• **Requirement**:
Every line below is to be quoted exactly, with nothing added or dropped.
☆ ☆ ☆ ☆
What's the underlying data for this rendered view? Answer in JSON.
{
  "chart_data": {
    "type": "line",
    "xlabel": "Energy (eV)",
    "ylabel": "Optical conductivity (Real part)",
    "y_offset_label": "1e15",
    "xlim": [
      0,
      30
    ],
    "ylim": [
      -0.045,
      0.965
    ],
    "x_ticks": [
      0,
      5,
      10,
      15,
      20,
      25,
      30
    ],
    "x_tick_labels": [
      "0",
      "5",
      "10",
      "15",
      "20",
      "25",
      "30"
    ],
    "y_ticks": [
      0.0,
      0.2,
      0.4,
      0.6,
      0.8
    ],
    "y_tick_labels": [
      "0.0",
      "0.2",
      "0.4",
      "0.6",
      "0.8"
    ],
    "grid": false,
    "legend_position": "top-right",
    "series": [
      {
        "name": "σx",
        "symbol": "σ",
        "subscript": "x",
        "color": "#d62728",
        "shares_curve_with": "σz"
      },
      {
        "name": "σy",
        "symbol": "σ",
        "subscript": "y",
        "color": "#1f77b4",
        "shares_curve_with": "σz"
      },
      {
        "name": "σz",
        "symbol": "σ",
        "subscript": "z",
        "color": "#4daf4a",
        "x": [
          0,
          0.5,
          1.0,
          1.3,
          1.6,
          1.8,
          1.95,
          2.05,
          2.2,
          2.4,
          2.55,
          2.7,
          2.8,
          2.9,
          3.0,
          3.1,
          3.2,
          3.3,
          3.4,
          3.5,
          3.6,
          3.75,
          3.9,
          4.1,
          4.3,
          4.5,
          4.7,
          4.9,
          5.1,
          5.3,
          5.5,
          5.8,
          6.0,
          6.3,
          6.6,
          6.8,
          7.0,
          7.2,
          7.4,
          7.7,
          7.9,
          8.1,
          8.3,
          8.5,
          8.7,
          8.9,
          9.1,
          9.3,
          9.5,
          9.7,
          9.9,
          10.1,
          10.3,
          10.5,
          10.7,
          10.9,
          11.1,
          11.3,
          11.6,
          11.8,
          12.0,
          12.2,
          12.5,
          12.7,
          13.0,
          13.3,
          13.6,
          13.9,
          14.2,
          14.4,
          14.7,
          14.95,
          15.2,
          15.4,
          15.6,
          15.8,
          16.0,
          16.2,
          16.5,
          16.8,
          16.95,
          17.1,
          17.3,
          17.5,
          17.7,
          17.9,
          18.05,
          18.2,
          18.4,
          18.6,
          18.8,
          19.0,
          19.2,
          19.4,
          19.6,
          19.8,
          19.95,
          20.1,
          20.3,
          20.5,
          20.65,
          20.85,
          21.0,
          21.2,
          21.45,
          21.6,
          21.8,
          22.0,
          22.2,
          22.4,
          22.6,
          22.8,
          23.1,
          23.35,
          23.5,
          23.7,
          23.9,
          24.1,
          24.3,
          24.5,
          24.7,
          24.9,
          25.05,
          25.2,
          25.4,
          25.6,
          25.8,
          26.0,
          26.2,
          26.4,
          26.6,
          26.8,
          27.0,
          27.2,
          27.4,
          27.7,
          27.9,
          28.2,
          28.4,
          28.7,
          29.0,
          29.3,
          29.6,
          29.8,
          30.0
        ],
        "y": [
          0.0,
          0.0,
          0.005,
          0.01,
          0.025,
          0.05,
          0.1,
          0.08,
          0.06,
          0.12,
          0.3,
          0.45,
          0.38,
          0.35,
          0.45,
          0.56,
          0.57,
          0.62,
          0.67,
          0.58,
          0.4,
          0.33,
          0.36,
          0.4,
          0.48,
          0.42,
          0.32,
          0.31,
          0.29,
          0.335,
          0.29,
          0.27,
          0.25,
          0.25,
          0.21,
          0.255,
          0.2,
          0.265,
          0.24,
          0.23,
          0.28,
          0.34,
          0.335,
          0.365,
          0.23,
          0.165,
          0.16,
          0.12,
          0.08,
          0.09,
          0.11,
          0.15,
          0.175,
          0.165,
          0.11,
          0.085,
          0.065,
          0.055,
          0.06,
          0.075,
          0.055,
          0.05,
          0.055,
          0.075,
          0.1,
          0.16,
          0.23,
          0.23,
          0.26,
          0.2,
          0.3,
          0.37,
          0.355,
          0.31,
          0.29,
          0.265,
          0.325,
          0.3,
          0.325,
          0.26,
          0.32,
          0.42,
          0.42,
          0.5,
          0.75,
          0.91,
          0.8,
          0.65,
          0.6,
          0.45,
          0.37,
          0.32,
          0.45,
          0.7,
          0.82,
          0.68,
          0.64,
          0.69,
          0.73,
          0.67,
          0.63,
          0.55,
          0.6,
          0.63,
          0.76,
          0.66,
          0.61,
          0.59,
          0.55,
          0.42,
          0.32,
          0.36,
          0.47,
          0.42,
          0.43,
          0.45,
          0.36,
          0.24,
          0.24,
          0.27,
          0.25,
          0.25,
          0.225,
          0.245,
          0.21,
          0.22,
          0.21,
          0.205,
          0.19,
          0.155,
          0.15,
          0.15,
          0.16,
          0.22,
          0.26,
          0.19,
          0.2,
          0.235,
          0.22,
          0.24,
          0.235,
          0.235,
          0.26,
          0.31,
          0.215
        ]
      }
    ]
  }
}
☆ ☆ ☆ ☆
• **Task output**:
What's the underlying data for this rendered view? Answer in JSON.
{
  "chart_data": {
    "type": "line",
    "xlabel": "Energy (eV)",
    "ylabel": "Optical conductivity (Real part)",
    "y_offset_label": "1e15",
    "xlim": [
      0,
      30
    ],
    "ylim": [
      -0.045,
      0.965
    ],
    "x_ticks": [
      0,
      5,
      10,
      15,
      20,
      25,
      30
    ],
    "x_tick_labels": [
      "0",
      "5",
      "10",
      "15",
      "20",
      "25",
      "30"
    ],
    "y_ticks": [
      0.0,
      0.2,
      0.4,
      0.6,
      0.8
    ],
    "y_tick_labels": [
      "0.0",
      "0.2",
      "0.4",
      "0.6",
      "0.8"
    ],
    "grid": false,
    "legend_position": "top-right",
    "series": [
      {
        "name": "σx",
        "symbol": "σ",
        "subscript": "x",
        "color": "#d62728",
        "shares_curve_with": "σz"
      },
      {
        "name": "σy",
        "symbol": "σ",
        "subscript": "y",
        "color": "#1f77b4",
        "shares_curve_with": "σz"
      },
      {
        "name": "σz",
        "symbol": "σ",
        "subscript": "z",
        "color": "#4daf4a",
        "x": [
          0,
          0.5,
          1.0,
          1.3,
          1.6,
          1.8,
          1.95,
          2.05,
          2.2,
          2.4,
          2.55,
          2.7,
          2.8,
          2.9,
          3.0,
          3.1,
          3.2,
          3.3,
          3.4,
          3.5,
          3.6,
          3.75,
          3.9,
          4.1,
          4.3,
          4.5,
          4.7,
          4.9,
          5.1,
          5.3,
          5.5,
          5.8,
          6.0,
          6.3,
          6.6,
          6.8,
          7.0,
          7.2,
          7.4,
          7.7,
          7.9,
          8.1,
          8.3,
          8.5,
          8.7,
          8.9,
          9.1,
          9.3,
          9.5,
          9.7,
          9.9,
          10.1,
          10.3,
          10.5,
          10.7,
          10.9,
          11.1,
          11.3,
          11.6,
          11.8,
          12.0,
          12.2,
          12.5,
          12.7,
          13.0,
          13.3,
          13.6,
          13.9,
          14.2,
          14.4,
          14.7,
          14.95,
          15.2,
          15.4,
          15.6,
          15.8,
          16.0,
          16.2,
          16.5,
          16.8,
          16.95,
          17.1,
          17.3,
          17.5,
          17.7,
          17.9,
          18.05,
          18.2,
          18.4,
          18.6,
          18.8,
          19.0,
          19.2,
          19.4,
          19.6,
          19.8,
          19.95,
          20.1,
          20.3,
          20.5,
          20.65,
          20.85,
          21.0,
          21.2,
          21.45,
          21.6,
          21.8,
          22.0,
          22.2,
          22.4,
          22.6,
          22.8,
          23.1,
          23.35,
          23.5,
          23.7,
          23.9,
          24.1,
          24.3,
          24.5,
          24.7,
          24.9,
          25.05,
          25.2,
          25.4,
          25.6,
          25.8,
          26.0,
          26.2,
          26.4,
          26.6,
          26.8,
          27.0,
          27.2,
          27.4,
          27.7,
          27.9,
          28.2,
          28.4,
          28.7,
          29.0,
          29.3,
          29.6,
          29.8,
          30.0
        ],
        "y": [
          0.0,
          0.0,
          0.005,
          0.01,
          0.025,
          0.05,
          0.1,
          0.08,
          0.06,
          0.12,
          0.3,
          0.45,
          0.38,
          0.35,
          0.45,
          0.56,
          0.57,
          0.62,
          0.67,
          0.58,
          0.4,
          0.33,
          0.36,
          0.4,
          0.48,
          0.42,
          0.32,
          0.31,
          0.29,
          0.335,
          0.29,
          0.27,
          0.25,
          0.25,
          0.21,
          0.255,
          0.2,
          0.265,
          0.24,
          0.23,
          0.28,
          0.34,
          0.335,
          0.365,
          0.23,
          0.165,
          0.16,
          0.12,
          0.08,
          0.09,
          0.11,
          0.15,
          0.175,
          0.165,
          0.11,
          0.085,
          0.065,
          0.055,
          0.06,
          0.075,
          0.055,
          0.05,
          0.055,
          0.075,
          0.1,
          0.16,
          0.23,
          0.23,
          0.26,
          0.2,
          0.3,
          0.37,
          0.355,
          0.31,
          0.29,
          0.265,
          0.325,
          0.3,
          0.325,
          0.26,
          0.32,
          0.42,
          0.42,
          0.5,
          0.75,
          0.91,
          0.8,
          0.65,
          0.6,
          0.45,
          0.37,
          0.32,
          0.45,
          0.7,
          0.82,
          0.68,
          0.64,
          0.69,
          0.73,
          0.67,
          0.63,
          0.55,
          0.6,
          0.63,
          0.76,
          0.66,
          0.61,
          0.59,
          0.55,
          0.42,
          0.32,
          0.36,
          0.47,
          0.42,
          0.43,
          0.45,
          0.36,
          0.24,
          0.24,
          0.27,
          0.25,
          0.25,
          0.225,
          0.245,
          0.21,
          0.22,
          0.21,
          0.205,
          0.19,
          0.155,
          0.15,
          0.15,
          0.16,
          0.22,
          0.26,
          0.19,
          0.2,
          0.235,
          0.22,
          0.24,
          0.235,
          0.235,
          0.26,
          0.31,
          0.215
        ]
      }
    ]
  }
}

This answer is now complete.